Exercise description
Please write out every one of the items below word for word, keeping each line and its order unchanged.

Records shown
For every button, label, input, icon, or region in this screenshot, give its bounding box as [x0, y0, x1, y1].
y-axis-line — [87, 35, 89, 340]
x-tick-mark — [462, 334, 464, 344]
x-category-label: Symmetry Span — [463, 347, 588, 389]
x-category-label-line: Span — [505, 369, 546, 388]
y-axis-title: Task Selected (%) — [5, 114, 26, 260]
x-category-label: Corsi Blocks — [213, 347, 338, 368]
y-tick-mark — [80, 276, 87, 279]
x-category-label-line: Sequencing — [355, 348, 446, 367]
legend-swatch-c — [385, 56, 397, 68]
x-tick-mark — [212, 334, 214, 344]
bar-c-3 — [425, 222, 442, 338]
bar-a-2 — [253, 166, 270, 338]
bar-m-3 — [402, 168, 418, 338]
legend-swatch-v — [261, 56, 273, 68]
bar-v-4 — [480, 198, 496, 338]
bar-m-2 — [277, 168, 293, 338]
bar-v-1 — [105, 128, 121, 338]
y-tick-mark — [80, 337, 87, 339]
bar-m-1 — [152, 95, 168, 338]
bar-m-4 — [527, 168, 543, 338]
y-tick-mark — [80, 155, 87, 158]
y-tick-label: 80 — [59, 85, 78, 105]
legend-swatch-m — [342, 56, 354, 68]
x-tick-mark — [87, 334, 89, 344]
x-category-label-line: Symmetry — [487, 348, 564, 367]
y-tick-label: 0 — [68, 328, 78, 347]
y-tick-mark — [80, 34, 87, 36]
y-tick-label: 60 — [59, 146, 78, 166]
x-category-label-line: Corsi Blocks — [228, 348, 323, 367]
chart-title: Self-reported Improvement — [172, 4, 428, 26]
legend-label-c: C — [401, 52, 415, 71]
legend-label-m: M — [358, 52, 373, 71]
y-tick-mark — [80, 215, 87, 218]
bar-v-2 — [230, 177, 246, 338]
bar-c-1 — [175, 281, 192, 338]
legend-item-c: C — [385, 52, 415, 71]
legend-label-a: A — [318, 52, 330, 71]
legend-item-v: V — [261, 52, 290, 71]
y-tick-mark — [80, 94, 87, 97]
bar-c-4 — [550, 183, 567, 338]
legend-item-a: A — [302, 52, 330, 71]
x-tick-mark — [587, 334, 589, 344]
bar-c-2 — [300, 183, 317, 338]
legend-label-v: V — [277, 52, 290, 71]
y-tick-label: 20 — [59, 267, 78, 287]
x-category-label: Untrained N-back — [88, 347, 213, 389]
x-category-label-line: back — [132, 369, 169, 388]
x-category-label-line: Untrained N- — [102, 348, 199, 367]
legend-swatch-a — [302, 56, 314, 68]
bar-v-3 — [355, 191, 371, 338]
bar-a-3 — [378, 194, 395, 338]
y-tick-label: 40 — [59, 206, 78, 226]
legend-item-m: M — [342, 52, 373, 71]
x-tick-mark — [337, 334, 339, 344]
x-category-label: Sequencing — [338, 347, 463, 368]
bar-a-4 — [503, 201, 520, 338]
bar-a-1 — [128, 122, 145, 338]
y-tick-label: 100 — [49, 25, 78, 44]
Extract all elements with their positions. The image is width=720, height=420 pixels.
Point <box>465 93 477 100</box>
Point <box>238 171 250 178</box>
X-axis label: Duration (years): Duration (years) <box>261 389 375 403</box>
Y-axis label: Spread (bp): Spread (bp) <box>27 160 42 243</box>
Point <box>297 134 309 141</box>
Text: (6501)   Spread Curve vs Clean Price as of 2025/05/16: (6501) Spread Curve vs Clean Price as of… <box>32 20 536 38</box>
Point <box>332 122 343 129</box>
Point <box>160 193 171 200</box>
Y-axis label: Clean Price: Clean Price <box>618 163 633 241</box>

Response to this task
For every button, label, input, icon, or region in this screenshot, give its bounding box as [x0, y0, x1, y1].
y-axis-line — [87, 35, 89, 340]
x-tick-mark — [462, 334, 464, 344]
x-category-label: Symmetry Span — [463, 347, 588, 389]
x-category-label-line: Span — [505, 369, 546, 388]
y-axis-title: Task Selected (%) — [5, 114, 26, 260]
x-category-label: Corsi Blocks — [213, 347, 338, 368]
y-tick-mark — [80, 276, 87, 279]
x-category-label-line: Sequencing — [355, 348, 446, 367]
legend-swatch-c — [385, 56, 397, 68]
x-tick-mark — [212, 334, 214, 344]
bar-c-3 — [425, 222, 442, 338]
bar-a-2 — [253, 166, 270, 338]
bar-m-3 — [402, 168, 418, 338]
legend-swatch-v — [261, 56, 273, 68]
bar-v-4 — [480, 198, 496, 338]
bar-m-2 — [277, 168, 293, 338]
bar-v-1 — [105, 128, 121, 338]
y-tick-mark — [80, 337, 87, 339]
bar-m-1 — [152, 95, 168, 338]
bar-m-4 — [527, 168, 543, 338]
y-tick-mark — [80, 155, 87, 158]
y-tick-label: 80 — [59, 85, 78, 105]
legend-swatch-m — [342, 56, 354, 68]
x-tick-mark — [87, 334, 89, 344]
x-category-label-line: Symmetry — [487, 348, 564, 367]
y-tick-label: 0 — [68, 328, 78, 347]
y-tick-mark — [80, 34, 87, 36]
y-tick-label: 60 — [59, 146, 78, 166]
x-category-label-line: Corsi Blocks — [228, 348, 323, 367]
chart-title: Self-reported Improvement — [172, 4, 428, 26]
legend-label-c: C — [401, 52, 415, 71]
legend-label-m: M — [358, 52, 373, 71]
y-tick-mark — [80, 215, 87, 218]
bar-v-2 — [230, 177, 246, 338]
bar-c-1 — [175, 281, 192, 338]
legend-item-c: C — [385, 52, 415, 71]
legend-label-a: A — [318, 52, 330, 71]
legend-item-v: V — [261, 52, 290, 71]
y-tick-mark — [80, 94, 87, 97]
bar-c-4 — [550, 183, 567, 338]
legend-item-a: A — [302, 52, 330, 71]
x-tick-mark — [587, 334, 589, 344]
bar-c-2 — [300, 183, 317, 338]
legend-label-v: V — [277, 52, 290, 71]
y-tick-label: 20 — [59, 267, 78, 287]
x-category-label: Untrained N-back — [88, 347, 213, 389]
x-category-label-line: back — [132, 369, 169, 388]
x-category-label-line: Untrained N- — [102, 348, 199, 367]
legend-swatch-a — [302, 56, 314, 68]
bar-v-3 — [355, 191, 371, 338]
bar-a-3 — [378, 194, 395, 338]
y-tick-label: 40 — [59, 206, 78, 226]
legend-item-m: M — [342, 52, 373, 71]
x-tick-mark — [337, 334, 339, 344]
x-category-label: Sequencing — [338, 347, 463, 368]
bar-a-4 — [503, 201, 520, 338]
bar-a-1 — [128, 122, 145, 338]
y-tick-label: 100 — [49, 25, 78, 44]
Extract all elements with their positions. The image is width=720, height=420 pixels.
Point <box>465 93 477 100</box>
Point <box>238 171 250 178</box>
X-axis label: Duration (years): Duration (years) <box>261 389 375 403</box>
Y-axis label: Spread (bp): Spread (bp) <box>27 160 42 243</box>
Point <box>297 134 309 141</box>
Text: (6501)   Spread Curve vs Clean Price as of 2025/05/16: (6501) Spread Curve vs Clean Price as of… <box>32 20 536 38</box>
Point <box>332 122 343 129</box>
Point <box>160 193 171 200</box>
Y-axis label: Clean Price: Clean Price <box>618 163 633 241</box>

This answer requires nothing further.